[Problem to solve]: In the data that follows, count each line holding the string "produced"; answer with the number only.

(Dataset entries)
──────────

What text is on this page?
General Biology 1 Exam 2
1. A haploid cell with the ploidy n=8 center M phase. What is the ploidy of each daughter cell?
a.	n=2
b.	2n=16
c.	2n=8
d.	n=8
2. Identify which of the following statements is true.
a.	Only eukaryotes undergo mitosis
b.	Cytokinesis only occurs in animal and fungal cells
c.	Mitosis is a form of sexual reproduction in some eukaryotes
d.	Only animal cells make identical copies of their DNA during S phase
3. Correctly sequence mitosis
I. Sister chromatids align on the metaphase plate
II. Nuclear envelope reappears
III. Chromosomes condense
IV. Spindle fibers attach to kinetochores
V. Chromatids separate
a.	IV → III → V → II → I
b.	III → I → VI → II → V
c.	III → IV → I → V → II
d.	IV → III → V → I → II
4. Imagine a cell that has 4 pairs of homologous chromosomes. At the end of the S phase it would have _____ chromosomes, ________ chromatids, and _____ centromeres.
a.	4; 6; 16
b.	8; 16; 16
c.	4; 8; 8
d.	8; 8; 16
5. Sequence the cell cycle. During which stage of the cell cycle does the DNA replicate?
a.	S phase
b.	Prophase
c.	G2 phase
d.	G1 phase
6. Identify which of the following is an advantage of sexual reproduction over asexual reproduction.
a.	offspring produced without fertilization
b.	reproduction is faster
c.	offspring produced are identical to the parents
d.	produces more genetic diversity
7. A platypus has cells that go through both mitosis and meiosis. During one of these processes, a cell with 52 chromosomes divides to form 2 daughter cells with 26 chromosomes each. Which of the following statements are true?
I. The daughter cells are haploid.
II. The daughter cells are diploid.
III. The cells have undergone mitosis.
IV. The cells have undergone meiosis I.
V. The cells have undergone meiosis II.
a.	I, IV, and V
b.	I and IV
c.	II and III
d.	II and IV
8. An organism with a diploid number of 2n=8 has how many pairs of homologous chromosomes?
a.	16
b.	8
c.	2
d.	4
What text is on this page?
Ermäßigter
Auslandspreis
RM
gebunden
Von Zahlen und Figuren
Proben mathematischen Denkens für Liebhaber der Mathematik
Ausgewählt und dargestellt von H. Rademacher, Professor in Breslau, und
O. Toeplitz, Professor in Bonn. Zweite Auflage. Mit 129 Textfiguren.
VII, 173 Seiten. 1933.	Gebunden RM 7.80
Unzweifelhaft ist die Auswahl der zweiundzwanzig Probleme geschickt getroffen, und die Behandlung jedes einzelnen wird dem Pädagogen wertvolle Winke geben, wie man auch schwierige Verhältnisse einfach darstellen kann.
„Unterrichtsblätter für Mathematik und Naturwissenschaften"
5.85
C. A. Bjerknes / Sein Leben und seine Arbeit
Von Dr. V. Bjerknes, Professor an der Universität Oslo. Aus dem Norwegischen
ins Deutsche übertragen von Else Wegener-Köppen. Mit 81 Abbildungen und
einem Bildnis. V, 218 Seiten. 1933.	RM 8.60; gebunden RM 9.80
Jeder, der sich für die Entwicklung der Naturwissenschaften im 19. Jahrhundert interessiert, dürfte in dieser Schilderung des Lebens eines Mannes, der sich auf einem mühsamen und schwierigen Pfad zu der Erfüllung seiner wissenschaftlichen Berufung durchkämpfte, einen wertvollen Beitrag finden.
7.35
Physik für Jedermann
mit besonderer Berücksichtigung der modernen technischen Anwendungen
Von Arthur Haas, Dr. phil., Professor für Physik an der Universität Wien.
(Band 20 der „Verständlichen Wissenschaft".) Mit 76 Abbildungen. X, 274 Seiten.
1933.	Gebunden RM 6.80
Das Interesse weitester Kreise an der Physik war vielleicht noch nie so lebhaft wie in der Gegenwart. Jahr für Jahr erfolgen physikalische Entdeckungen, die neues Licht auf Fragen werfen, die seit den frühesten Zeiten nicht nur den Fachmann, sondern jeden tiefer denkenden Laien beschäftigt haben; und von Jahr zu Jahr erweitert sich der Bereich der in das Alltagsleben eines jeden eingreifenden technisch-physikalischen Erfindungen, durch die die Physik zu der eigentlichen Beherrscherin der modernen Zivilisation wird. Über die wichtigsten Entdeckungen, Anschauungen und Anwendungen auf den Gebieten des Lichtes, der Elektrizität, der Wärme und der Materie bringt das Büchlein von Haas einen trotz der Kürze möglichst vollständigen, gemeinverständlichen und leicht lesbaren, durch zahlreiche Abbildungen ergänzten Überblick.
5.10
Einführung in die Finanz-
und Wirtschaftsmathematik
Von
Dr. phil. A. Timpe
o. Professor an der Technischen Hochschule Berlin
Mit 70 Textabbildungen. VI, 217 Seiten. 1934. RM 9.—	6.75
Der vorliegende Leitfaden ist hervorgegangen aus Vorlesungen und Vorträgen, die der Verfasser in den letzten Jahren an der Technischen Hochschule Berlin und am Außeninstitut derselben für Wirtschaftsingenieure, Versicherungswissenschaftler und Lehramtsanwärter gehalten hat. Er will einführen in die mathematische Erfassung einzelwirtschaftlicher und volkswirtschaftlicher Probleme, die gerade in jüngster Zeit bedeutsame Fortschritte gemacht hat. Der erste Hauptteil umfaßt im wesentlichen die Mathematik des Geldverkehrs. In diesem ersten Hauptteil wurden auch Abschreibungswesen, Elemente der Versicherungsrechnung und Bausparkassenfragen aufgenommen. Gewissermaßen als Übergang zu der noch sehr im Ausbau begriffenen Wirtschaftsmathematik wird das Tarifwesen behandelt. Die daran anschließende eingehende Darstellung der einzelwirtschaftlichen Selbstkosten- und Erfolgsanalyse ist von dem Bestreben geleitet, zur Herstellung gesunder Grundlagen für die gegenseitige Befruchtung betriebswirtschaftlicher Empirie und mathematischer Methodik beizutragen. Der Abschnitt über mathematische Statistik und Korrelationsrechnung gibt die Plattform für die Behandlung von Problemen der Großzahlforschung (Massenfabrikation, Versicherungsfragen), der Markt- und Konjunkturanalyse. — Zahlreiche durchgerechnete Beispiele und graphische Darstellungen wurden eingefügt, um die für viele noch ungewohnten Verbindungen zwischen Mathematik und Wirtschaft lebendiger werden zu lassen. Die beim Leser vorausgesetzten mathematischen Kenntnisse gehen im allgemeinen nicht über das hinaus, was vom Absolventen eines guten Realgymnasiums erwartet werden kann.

──────────

[Task answer]: 2